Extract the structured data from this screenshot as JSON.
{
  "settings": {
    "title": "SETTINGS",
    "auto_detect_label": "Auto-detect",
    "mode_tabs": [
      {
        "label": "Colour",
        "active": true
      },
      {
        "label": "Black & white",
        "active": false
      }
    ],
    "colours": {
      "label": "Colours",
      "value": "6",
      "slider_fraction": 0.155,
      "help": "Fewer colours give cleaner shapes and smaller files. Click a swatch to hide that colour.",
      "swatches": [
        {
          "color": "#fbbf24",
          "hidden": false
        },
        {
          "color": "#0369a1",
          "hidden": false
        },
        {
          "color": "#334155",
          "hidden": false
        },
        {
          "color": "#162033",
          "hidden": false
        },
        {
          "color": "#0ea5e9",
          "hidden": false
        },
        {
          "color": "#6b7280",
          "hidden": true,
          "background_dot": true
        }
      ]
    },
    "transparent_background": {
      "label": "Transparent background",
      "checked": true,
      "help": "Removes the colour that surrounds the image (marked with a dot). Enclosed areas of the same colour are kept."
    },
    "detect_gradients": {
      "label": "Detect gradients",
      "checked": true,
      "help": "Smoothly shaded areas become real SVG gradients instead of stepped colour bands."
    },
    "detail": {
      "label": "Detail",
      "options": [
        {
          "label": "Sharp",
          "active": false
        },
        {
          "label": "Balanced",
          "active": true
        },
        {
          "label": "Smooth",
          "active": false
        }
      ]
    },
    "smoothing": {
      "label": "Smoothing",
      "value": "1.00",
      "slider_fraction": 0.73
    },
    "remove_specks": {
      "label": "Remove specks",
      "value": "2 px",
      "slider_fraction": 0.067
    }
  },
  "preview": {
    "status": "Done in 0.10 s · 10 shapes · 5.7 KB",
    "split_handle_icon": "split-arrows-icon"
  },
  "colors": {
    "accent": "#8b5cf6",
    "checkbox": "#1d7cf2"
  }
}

....

## Goal
Of the lines in the data, how many hold the string "that"? State the number, nothing else.

## Result
2